## START

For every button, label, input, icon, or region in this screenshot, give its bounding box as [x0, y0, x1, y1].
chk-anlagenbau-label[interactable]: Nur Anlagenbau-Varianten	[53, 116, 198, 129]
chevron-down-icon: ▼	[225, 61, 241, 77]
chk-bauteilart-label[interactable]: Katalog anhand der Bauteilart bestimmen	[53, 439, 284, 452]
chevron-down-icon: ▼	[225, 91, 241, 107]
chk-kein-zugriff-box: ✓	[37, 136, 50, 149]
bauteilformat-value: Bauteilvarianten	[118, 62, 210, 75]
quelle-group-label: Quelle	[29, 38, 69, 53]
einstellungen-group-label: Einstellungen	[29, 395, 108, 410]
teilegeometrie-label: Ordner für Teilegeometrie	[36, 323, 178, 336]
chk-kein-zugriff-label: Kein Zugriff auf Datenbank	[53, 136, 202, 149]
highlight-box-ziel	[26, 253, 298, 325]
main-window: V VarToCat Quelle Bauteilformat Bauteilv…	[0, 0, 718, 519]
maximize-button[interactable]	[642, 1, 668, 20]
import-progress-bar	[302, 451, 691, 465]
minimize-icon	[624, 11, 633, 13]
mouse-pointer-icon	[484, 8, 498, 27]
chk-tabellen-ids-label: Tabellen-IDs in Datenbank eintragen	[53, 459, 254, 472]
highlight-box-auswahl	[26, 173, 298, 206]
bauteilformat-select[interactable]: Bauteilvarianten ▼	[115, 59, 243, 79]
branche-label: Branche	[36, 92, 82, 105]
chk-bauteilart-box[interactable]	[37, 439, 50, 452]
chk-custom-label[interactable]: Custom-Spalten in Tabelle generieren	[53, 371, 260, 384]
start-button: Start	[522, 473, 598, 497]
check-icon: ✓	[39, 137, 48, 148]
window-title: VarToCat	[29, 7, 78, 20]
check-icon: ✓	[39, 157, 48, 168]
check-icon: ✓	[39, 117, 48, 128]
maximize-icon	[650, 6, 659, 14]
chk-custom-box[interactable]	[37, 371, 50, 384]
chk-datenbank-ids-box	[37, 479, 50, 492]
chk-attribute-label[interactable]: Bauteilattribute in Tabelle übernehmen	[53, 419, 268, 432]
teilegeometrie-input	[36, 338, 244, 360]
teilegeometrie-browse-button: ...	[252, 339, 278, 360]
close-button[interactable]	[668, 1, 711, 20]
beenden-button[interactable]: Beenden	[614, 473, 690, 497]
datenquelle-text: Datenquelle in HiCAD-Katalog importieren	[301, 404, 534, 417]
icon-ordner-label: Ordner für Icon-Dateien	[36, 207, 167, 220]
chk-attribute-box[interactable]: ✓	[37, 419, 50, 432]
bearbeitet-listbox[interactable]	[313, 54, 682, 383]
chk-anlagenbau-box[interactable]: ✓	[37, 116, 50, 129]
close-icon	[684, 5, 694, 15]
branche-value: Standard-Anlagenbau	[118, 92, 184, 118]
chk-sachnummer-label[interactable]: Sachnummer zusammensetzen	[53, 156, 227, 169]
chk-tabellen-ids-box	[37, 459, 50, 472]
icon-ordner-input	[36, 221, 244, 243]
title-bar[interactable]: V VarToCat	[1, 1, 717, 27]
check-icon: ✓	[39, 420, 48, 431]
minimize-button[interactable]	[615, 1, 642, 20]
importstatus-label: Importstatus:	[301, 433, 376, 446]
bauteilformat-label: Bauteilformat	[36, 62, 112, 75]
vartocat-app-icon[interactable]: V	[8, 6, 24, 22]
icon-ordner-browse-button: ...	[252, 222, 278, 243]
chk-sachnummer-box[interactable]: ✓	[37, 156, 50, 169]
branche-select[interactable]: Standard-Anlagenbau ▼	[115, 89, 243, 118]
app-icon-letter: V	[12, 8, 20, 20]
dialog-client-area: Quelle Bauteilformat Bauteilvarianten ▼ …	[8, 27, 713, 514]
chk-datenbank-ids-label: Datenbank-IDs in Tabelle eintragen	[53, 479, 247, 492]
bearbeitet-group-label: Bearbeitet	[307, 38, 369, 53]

## END

Please render every line of the data above as a Markdown table with the columns "No." and "Entry," one numbered row per line, leaving out blank lines.

● **WRITTEN REPLY**
| No. | Entry |
|---|---|
| 1 | For every button, label, input, icon, or region in this screenshot, give its bounding box as [x0, y0, x1, y1]. |
| 2 | chk-anlagenbau-label[interactable]: Nur Anlagenbau-Varianten	[53, 116, 198, 129] |
| 3 | chevron-down-icon: ▼	[225, 61, 241, 77] |
| 4 | chk-bauteilart-label[interactable]: Katalog anhand der Bauteilart bestimmen	[53, 439, 284, 452] |
| 5 | chevron-down-icon: ▼	[225, 91, 241, 107] |
| 6 | chk-kein-zugriff-box: ✓	[37, 136, 50, 149] |
| 7 | bauteilformat-value: Bauteilvarianten	[118, 62, 210, 75] |
| 8 | quelle-group-label: Quelle	[29, 38, 69, 53] |
| 9 | einstellungen-group-label: Einstellungen	[29, 395, 108, 410] |
| 10 | teilegeometrie-label: Ordner für Teilegeometrie	[36, 323, 178, 336] |
| 11 | chk-kein-zugriff-label: Kein Zugriff auf Datenbank	[53, 136, 202, 149] |
| 12 | highlight-box-ziel	[26, 253, 298, 325] |
| 13 | main-window: V VarToCat Quelle Bauteilformat Bauteilv…	[0, 0, 718, 519] |
| 14 | maximize-button[interactable]	[642, 1, 668, 20] |
| 15 | import-progress-bar	[302, 451, 691, 465] |
| 16 | minimize-icon	[624, 11, 633, 13] |
| 17 | mouse-pointer-icon	[484, 8, 498, 27] |
| 18 | chk-tabellen-ids-label: Tabellen-IDs in Datenbank eintragen	[53, 459, 254, 472] |
| 19 | highlight-box-auswahl	[26, 173, 298, 206] |
| 20 | bauteilformat-select[interactable]: Bauteilvarianten ▼	[115, 59, 243, 79] |
| 21 | branche-label: Branche	[36, 92, 82, 105] |
| 22 | chk-bauteilart-box[interactable]	[37, 439, 50, 452] |
| 23 | chk-custom-label[interactable]: Custom-Spalten in Tabelle generieren	[53, 371, 260, 384] |
| 24 | start-button: Start	[522, 473, 598, 497] |
| 25 | check-icon: ✓	[39, 137, 48, 148] |
| 26 | window-title: VarToCat	[29, 7, 78, 20] |
| 27 | check-icon: ✓	[39, 157, 48, 168] |
| 28 | check-icon: ✓	[39, 117, 48, 128] |
| 29 | maximize-icon	[650, 6, 659, 14] |
| 30 | chk-custom-box[interactable]	[37, 371, 50, 384] |
| 31 | chk-datenbank-ids-box	[37, 479, 50, 492] |
| 32 | chk-attribute-label[interactable]: Bauteilattribute in Tabelle übernehmen	[53, 419, 268, 432] |
| 33 | teilegeometrie-input	[36, 338, 244, 360] |
| 34 | teilegeometrie-browse-button: ...	[252, 339, 278, 360] |
| 35 | close-button[interactable]	[668, 1, 711, 20] |
| 36 | beenden-button[interactable]: Beenden	[614, 473, 690, 497] |
| 37 | datenquelle-text: Datenquelle in HiCAD-Katalog importieren	[301, 404, 534, 417] |
| 38 | icon-ordner-label: Ordner für Icon-Dateien	[36, 207, 167, 220] |
| 39 | chk-attribute-box[interactable]: ✓	[37, 419, 50, 432] |
| 40 | bearbeitet-listbox[interactable]	[313, 54, 682, 383] |
| 41 | chk-anlagenbau-box[interactable]: ✓	[37, 116, 50, 129] |
| 42 | close-icon	[684, 5, 694, 15] |
| 43 | branche-value: Standard-Anlagenbau	[118, 92, 184, 118] |
| 44 | chk-sachnummer-label[interactable]: Sachnummer zusammensetzen	[53, 156, 227, 169] |
| 45 | chk-tabellen-ids-box	[37, 459, 50, 472] |
| 46 | icon-ordner-input	[36, 221, 244, 243] |
| 47 | title-bar[interactable]: V VarToCat	[1, 1, 717, 27] |
| 48 | check-icon: ✓	[39, 420, 48, 431] |
| 49 | minimize-button[interactable]	[615, 1, 642, 20] |
| 50 | importstatus-label: Importstatus:	[301, 433, 376, 446] |
| 51 | bauteilformat-label: Bauteilformat	[36, 62, 112, 75] |
| 52 | vartocat-app-icon[interactable]: V	[8, 6, 24, 22] |
| 53 | icon-ordner-browse-button: ...	[252, 222, 278, 243] |
| 54 | chk-sachnummer-box[interactable]: ✓	[37, 156, 50, 169] |
| 55 | branche-select[interactable]: Standard-Anlagenbau ▼	[115, 89, 243, 118] |
| 56 | app-icon-letter: V	[12, 8, 20, 20] |
| 57 | dialog-client-area: Quelle Bauteilformat Bauteilvarianten ▼ …	[8, 27, 713, 514] |
| 58 | chk-datenbank-ids-label: Datenbank-IDs in Tabelle eintragen	[53, 479, 247, 492] |
| 59 | bearbeitet-group-label: Bearbeitet	[307, 38, 369, 53] |